What is asked – Retype the whole listing below, character for character.

Stored entries –
Start

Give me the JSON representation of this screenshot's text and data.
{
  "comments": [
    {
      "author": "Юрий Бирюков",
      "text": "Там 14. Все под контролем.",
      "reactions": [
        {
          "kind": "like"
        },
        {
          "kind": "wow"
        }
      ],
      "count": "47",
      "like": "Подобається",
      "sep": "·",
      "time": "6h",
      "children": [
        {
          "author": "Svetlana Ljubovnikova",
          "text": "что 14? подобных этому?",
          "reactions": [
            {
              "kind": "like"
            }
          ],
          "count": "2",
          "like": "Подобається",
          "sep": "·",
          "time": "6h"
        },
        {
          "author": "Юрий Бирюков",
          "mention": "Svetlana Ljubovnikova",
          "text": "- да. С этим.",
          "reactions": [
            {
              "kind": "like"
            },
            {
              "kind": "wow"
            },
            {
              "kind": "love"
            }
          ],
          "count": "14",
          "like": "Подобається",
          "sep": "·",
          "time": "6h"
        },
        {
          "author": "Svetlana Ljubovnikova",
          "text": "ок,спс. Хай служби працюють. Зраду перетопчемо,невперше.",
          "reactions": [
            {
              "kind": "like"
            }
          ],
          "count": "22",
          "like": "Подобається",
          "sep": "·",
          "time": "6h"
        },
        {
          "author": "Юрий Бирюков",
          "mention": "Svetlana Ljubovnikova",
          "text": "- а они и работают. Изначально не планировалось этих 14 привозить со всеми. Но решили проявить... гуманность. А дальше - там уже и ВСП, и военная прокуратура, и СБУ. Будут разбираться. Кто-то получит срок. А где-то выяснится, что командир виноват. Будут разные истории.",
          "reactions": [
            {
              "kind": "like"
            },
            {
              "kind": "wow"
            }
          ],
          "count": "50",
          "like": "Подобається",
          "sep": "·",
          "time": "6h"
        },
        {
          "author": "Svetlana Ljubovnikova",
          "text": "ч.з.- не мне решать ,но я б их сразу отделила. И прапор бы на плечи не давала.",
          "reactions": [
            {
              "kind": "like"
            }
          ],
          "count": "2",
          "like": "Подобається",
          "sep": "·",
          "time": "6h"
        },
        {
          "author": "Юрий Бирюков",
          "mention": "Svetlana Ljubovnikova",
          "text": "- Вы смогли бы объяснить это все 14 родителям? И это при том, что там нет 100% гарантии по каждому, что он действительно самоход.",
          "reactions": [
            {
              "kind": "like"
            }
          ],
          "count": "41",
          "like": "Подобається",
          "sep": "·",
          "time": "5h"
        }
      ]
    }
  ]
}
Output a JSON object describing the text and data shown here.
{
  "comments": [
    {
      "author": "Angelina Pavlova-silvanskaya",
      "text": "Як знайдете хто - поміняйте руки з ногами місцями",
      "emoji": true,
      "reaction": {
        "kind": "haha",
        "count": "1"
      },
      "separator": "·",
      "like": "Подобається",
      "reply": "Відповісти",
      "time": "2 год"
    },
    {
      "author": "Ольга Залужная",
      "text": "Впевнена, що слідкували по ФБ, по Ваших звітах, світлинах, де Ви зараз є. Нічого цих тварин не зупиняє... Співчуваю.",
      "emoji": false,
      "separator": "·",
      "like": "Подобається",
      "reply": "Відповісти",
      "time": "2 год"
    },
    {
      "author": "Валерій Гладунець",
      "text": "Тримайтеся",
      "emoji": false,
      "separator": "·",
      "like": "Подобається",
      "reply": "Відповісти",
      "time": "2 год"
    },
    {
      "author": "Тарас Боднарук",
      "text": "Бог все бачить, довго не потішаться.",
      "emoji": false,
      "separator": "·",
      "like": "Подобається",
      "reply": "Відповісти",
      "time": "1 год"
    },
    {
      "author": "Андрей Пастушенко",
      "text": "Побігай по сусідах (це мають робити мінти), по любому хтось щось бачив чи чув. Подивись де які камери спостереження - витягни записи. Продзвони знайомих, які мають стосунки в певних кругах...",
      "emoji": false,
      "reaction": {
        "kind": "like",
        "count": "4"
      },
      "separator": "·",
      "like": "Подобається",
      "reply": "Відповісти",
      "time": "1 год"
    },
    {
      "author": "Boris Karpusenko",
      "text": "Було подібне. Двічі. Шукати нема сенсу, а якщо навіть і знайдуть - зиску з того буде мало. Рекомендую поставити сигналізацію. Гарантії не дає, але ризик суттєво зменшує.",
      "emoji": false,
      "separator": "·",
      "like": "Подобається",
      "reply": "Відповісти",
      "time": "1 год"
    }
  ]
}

End

Answer to this problem –
Give me the JSON representation of this screenshot's text and data.
{
  "comments": [
    {
      "author": "Юрий Бирюков",
      "text": "Там 14. Все под контролем.",
      "reactions": [
        {
          "kind": "like"
        },
        {
          "kind": "wow"
        }
      ],
      "count": "47",
      "like": "Подобається",
      "sep": "·",
      "time": "6h",
      "children": [
        {
          "author": "Svetlana Ljubovnikova",
          "text": "что 14? подобных этому?",
          "reactions": [
            {
              "kind": "like"
            }
          ],
          "count": "2",
          "like": "Подобається",
          "sep": "·",
          "time": "6h"
        },
        {
          "author": "Юрий Бирюков",
          "mention": "Svetlana Ljubovnikova",
          "text": "- да. С этим.",
          "reactions": [
            {
              "kind": "like"
            },
            {
              "kind": "wow"
            },
            {
              "kind": "love"
            }
          ],
          "count": "14",
          "like": "Подобається",
          "sep": "·",
          "time": "6h"
        },
        {
          "author": "Svetlana Ljubovnikova",
          "text": "ок,спс. Хай служби працюють. Зраду перетопчемо,невперше.",
          "reactions": [
            {
              "kind": "like"
            }
          ],
          "count": "22",
          "like": "Подобається",
          "sep": "·",
          "time": "6h"
        },
        {
          "author": "Юрий Бирюков",
          "mention": "Svetlana Ljubovnikova",
          "text": "- а они и работают. Изначально не планировалось этих 14 привозить со всеми. Но решили проявить... гуманность. А дальше - там уже и ВСП, и военная прокуратура, и СБУ. Будут разбираться. Кто-то получит срок. А где-то выяснится, что командир виноват. Будут разные истории.",
          "reactions": [
            {
              "kind": "like"
            },
            {
              "kind": "wow"
            }
          ],
          "count": "50",
          "like": "Подобається",
          "sep": "·",
          "time": "6h"
        },
        {
          "author": "Svetlana Ljubovnikova",
          "text": "ч.з.- не мне решать ,но я б их сразу отделила. И прапор бы на плечи не давала.",
          "reactions": [
            {
              "kind": "like"
            }
          ],
          "count": "2",
          "like": "Подобається",
          "sep": "·",
          "time": "6h"
        },
        {
          "author": "Юрий Бирюков",
          "mention": "Svetlana Ljubovnikova",
          "text": "- Вы смогли бы объяснить это все 14 родителям? И это при том, что там нет 100% гарантии по каждому, что он действительно самоход.",
          "reactions": [
            {
              "kind": "like"
            }
          ],
          "count": "41",
          "like": "Подобається",
          "sep": "·",
          "time": "5h"
        }
      ]
    }
  ]
}
Output a JSON object describing the text and data shown here.
{
  "comments": [
    {
      "author": "Angelina Pavlova-silvanskaya",
      "text": "Як знайдете хто - поміняйте руки з ногами місцями",
      "emoji": true,
      "reaction": {
        "kind": "haha",
        "count": "1"
      },
      "separator": "·",
      "like": "Подобається",
      "reply": "Відповісти",
      "time": "2 год"
    },
    {
      "author": "Ольга Залужная",
      "text": "Впевнена, що слідкували по ФБ, по Ваших звітах, світлинах, де Ви зараз є. Нічого цих тварин не зупиняє... Співчуваю.",
      "emoji": false,
      "separator": "·",
      "like": "Подобається",
      "reply": "Відповісти",
      "time": "2 год"
    },
    {
      "author": "Валерій Гладунець",
      "text": "Тримайтеся",
      "emoji": false,
      "separator": "·",
      "like": "Подобається",
      "reply": "Відповісти",
      "time": "2 год"
    },
    {
      "author": "Тарас Боднарук",
      "text": "Бог все бачить, довго не потішаться.",
      "emoji": false,
      "separator": "·",
      "like": "Подобається",
      "reply": "Відповісти",
      "time": "1 год"
    },
    {
      "author": "Андрей Пастушенко",
      "text": "Побігай по сусідах (це мають робити мінти), по любому хтось щось бачив чи чув. Подивись де які камери спостереження - витягни записи. Продзвони знайомих, які мають стосунки в певних кругах...",
      "emoji": false,
      "reaction": {
        "kind": "like",
        "count": "4"
      },
      "separator": "·",
      "like": "Подобається",
      "reply": "Відповісти",
      "time": "1 год"
    },
    {
      "author": "Boris Karpusenko",
      "text": "Було подібне. Двічі. Шукати нема сенсу, а якщо навіть і знайдуть - зиску з того буде мало. Рекомендую поставити сигналізацію. Гарантії не дає, але ризик суттєво зменшує.",
      "emoji": false,
      "separator": "·",
      "like": "Подобається",
      "reply": "Відповісти",
      "time": "1 год"
    }
  ]
}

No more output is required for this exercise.